▶ _Challenge_
Repeat each line word for word.

▶ _Dataset rows_

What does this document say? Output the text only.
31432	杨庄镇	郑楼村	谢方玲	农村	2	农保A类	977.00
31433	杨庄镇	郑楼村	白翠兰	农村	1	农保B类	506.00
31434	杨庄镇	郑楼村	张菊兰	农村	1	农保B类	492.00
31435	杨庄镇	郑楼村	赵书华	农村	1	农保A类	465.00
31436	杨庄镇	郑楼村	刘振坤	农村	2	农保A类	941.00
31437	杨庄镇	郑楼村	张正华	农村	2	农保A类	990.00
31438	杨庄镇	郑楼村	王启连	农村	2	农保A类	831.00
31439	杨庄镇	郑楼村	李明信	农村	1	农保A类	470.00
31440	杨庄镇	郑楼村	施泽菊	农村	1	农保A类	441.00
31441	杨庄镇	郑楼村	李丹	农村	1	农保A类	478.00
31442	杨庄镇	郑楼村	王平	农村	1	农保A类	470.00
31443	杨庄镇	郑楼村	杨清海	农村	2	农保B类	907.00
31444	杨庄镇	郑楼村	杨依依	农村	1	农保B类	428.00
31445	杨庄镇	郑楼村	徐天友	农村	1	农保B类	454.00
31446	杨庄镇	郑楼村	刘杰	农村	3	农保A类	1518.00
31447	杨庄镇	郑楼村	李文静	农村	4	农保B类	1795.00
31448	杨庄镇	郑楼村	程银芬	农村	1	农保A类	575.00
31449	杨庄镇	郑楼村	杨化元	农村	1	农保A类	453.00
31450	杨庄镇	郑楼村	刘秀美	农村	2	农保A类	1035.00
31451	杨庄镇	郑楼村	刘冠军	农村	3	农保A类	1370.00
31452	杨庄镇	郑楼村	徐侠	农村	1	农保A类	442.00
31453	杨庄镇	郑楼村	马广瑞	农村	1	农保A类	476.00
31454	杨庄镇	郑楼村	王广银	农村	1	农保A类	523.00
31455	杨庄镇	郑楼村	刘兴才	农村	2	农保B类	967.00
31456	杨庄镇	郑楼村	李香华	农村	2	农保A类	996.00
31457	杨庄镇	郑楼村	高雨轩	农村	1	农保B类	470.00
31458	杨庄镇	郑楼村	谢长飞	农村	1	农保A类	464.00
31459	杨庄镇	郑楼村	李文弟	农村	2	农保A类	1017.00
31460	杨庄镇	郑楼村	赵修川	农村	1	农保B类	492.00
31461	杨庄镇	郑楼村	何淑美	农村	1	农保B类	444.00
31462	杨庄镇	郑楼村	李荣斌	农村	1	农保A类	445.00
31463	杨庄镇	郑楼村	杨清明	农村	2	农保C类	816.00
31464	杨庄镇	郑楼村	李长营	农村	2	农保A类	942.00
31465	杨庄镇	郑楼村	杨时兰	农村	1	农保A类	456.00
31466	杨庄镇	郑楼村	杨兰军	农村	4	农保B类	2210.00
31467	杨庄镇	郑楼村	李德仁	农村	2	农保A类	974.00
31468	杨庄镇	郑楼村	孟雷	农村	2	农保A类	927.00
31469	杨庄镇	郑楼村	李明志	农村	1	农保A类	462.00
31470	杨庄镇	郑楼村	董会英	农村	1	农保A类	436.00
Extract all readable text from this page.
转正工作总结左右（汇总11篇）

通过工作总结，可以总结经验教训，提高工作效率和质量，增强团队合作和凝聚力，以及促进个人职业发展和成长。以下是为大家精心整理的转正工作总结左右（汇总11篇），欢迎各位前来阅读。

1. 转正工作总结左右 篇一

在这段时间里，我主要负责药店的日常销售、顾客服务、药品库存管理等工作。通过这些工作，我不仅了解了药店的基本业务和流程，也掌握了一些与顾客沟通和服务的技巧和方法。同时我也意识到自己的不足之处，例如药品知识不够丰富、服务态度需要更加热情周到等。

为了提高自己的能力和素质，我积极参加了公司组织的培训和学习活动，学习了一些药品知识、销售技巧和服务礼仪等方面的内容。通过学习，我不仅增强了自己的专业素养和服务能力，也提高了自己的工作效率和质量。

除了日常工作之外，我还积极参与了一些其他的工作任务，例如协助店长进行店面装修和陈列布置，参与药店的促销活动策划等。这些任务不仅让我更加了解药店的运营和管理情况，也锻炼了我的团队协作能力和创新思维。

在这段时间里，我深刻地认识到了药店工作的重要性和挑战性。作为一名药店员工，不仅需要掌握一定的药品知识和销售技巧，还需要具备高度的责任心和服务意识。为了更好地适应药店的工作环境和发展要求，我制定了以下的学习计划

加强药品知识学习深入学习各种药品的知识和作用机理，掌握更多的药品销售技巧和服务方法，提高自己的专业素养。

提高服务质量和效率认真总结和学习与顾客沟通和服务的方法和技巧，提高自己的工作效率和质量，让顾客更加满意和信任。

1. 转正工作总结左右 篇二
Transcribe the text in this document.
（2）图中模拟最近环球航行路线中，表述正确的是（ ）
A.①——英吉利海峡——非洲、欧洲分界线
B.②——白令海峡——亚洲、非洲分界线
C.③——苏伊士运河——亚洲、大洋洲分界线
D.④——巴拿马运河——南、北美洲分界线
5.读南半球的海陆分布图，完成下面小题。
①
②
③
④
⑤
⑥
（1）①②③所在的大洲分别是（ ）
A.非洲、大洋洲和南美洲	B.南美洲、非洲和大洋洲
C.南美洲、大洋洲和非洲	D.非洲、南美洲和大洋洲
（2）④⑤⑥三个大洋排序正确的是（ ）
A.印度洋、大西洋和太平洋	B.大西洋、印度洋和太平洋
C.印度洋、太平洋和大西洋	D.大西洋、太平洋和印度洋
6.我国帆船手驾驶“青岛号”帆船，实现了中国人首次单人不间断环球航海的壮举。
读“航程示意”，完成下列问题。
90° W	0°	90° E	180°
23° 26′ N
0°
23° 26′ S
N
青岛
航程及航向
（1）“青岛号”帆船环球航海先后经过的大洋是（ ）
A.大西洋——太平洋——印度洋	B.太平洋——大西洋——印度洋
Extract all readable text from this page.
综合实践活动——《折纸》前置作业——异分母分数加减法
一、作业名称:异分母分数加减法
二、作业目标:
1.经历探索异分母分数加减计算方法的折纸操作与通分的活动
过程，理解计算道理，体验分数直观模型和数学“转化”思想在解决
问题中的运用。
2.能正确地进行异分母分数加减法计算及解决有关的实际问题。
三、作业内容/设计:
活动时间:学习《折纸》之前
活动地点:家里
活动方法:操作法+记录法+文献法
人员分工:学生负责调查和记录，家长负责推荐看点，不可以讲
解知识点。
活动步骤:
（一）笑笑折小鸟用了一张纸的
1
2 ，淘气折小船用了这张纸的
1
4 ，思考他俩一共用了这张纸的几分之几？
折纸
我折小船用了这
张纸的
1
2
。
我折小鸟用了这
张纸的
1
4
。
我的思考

▶ _Exercise solution_
What does this document say? Output the text only.
31432	杨庄镇	郑楼村	谢方玲	农村	2	农保A类	977.00
31433	杨庄镇	郑楼村	白翠兰	农村	1	农保B类	506.00
31434	杨庄镇	郑楼村	张菊兰	农村	1	农保B类	492.00
31435	杨庄镇	郑楼村	赵书华	农村	1	农保A类	465.00
31436	杨庄镇	郑楼村	刘振坤	农村	2	农保A类	941.00
31437	杨庄镇	郑楼村	张正华	农村	2	农保A类	990.00
31438	杨庄镇	郑楼村	王启连	农村	2	农保A类	831.00
31439	杨庄镇	郑楼村	李明信	农村	1	农保A类	470.00
31440	杨庄镇	郑楼村	施泽菊	农村	1	农保A类	441.00
31441	杨庄镇	郑楼村	李丹	农村	1	农保A类	478.00
31442	杨庄镇	郑楼村	王平	农村	1	农保A类	470.00
31443	杨庄镇	郑楼村	杨清海	农村	2	农保B类	907.00
31444	杨庄镇	郑楼村	杨依依	农村	1	农保B类	428.00
31445	杨庄镇	郑楼村	徐天友	农村	1	农保B类	454.00
31446	杨庄镇	郑楼村	刘杰	农村	3	农保A类	1518.00
31447	杨庄镇	郑楼村	李文静	农村	4	农保B类	1795.00
31448	杨庄镇	郑楼村	程银芬	农村	1	农保A类	575.00
31449	杨庄镇	郑楼村	杨化元	农村	1	农保A类	453.00
31450	杨庄镇	郑楼村	刘秀美	农村	2	农保A类	1035.00
31451	杨庄镇	郑楼村	刘冠军	农村	3	农保A类	1370.00
31452	杨庄镇	郑楼村	徐侠	农村	1	农保A类	442.00
31453	杨庄镇	郑楼村	马广瑞	农村	1	农保A类	476.00
31454	杨庄镇	郑楼村	王广银	农村	1	农保A类	523.00
31455	杨庄镇	郑楼村	刘兴才	农村	2	农保B类	967.00
31456	杨庄镇	郑楼村	李香华	农村	2	农保A类	996.00
31457	杨庄镇	郑楼村	高雨轩	农村	1	农保B类	470.00
31458	杨庄镇	郑楼村	谢长飞	农村	1	农保A类	464.00
31459	杨庄镇	郑楼村	李文弟	农村	2	农保A类	1017.00
31460	杨庄镇	郑楼村	赵修川	农村	1	农保B类	492.00
31461	杨庄镇	郑楼村	何淑美	农村	1	农保B类	444.00
31462	杨庄镇	郑楼村	李荣斌	农村	1	农保A类	445.00
31463	杨庄镇	郑楼村	杨清明	农村	2	农保C类	816.00
31464	杨庄镇	郑楼村	李长营	农村	2	农保A类	942.00
31465	杨庄镇	郑楼村	杨时兰	农村	1	农保A类	456.00
31466	杨庄镇	郑楼村	杨兰军	农村	4	农保B类	2210.00
31467	杨庄镇	郑楼村	李德仁	农村	2	农保A类	974.00
31468	杨庄镇	郑楼村	孟雷	农村	2	农保A类	927.00
31469	杨庄镇	郑楼村	李明志	农村	1	农保A类	462.00
31470	杨庄镇	郑楼村	董会英	农村	1	农保A类	436.00
Extract all readable text from this page.
转正工作总结左右（汇总11篇）

通过工作总结，可以总结经验教训，提高工作效率和质量，增强团队合作和凝聚力，以及促进个人职业发展和成长。以下是为大家精心整理的转正工作总结左右（汇总11篇），欢迎各位前来阅读。

1. 转正工作总结左右 篇一

在这段时间里，我主要负责药店的日常销售、顾客服务、药品库存管理等工作。通过这些工作，我不仅了解了药店的基本业务和流程，也掌握了一些与顾客沟通和服务的技巧和方法。同时我也意识到自己的不足之处，例如药品知识不够丰富、服务态度需要更加热情周到等。

为了提高自己的能力和素质，我积极参加了公司组织的培训和学习活动，学习了一些药品知识、销售技巧和服务礼仪等方面的内容。通过学习，我不仅增强了自己的专业素养和服务能力，也提高了自己的工作效率和质量。

除了日常工作之外，我还积极参与了一些其他的工作任务，例如协助店长进行店面装修和陈列布置，参与药店的促销活动策划等。这些任务不仅让我更加了解药店的运营和管理情况，也锻炼了我的团队协作能力和创新思维。

在这段时间里，我深刻地认识到了药店工作的重要性和挑战性。作为一名药店员工，不仅需要掌握一定的药品知识和销售技巧，还需要具备高度的责任心和服务意识。为了更好地适应药店的工作环境和发展要求，我制定了以下的学习计划

加强药品知识学习深入学习各种药品的知识和作用机理，掌握更多的药品销售技巧和服务方法，提高自己的专业素养。

提高服务质量和效率认真总结和学习与顾客沟通和服务的方法和技巧，提高自己的工作效率和质量，让顾客更加满意和信任。

1. 转正工作总结左右 篇二
Transcribe the text in this document.
（2）图中模拟最近环球航行路线中，表述正确的是（ ）
A.①——英吉利海峡——非洲、欧洲分界线
B.②——白令海峡——亚洲、非洲分界线
C.③——苏伊士运河——亚洲、大洋洲分界线
D.④——巴拿马运河——南、北美洲分界线
5.读南半球的海陆分布图，完成下面小题。
①
②
③
④
⑤
⑥
（1）①②③所在的大洲分别是（ ）
A.非洲、大洋洲和南美洲	B.南美洲、非洲和大洋洲
C.南美洲、大洋洲和非洲	D.非洲、南美洲和大洋洲
（2）④⑤⑥三个大洋排序正确的是（ ）
A.印度洋、大西洋和太平洋	B.大西洋、印度洋和太平洋
C.印度洋、太平洋和大西洋	D.大西洋、太平洋和印度洋
6.我国帆船手驾驶“青岛号”帆船，实现了中国人首次单人不间断环球航海的壮举。
读“航程示意”，完成下列问题。
90° W	0°	90° E	180°
23° 26′ N
0°
23° 26′ S
N
青岛
航程及航向
（1）“青岛号”帆船环球航海先后经过的大洋是（ ）
A.大西洋——太平洋——印度洋	B.太平洋——大西洋——印度洋
Extract all readable text from this page.
综合实践活动——《折纸》前置作业——异分母分数加减法
一、作业名称:异分母分数加减法
二、作业目标:
1.经历探索异分母分数加减计算方法的折纸操作与通分的活动
过程，理解计算道理，体验分数直观模型和数学“转化”思想在解决
问题中的运用。
2.能正确地进行异分母分数加减法计算及解决有关的实际问题。
三、作业内容/设计:
活动时间:学习《折纸》之前
活动地点:家里
活动方法:操作法+记录法+文献法
人员分工:学生负责调查和记录，家长负责推荐看点，不可以讲
解知识点。
活动步骤:
（一）笑笑折小鸟用了一张纸的
1
2 ，淘气折小船用了这张纸的
1
4 ，思考他俩一共用了这张纸的几分之几？
折纸
我折小船用了这
张纸的
1
2
。
我折小鸟用了这
张纸的
1
4
。
我的思考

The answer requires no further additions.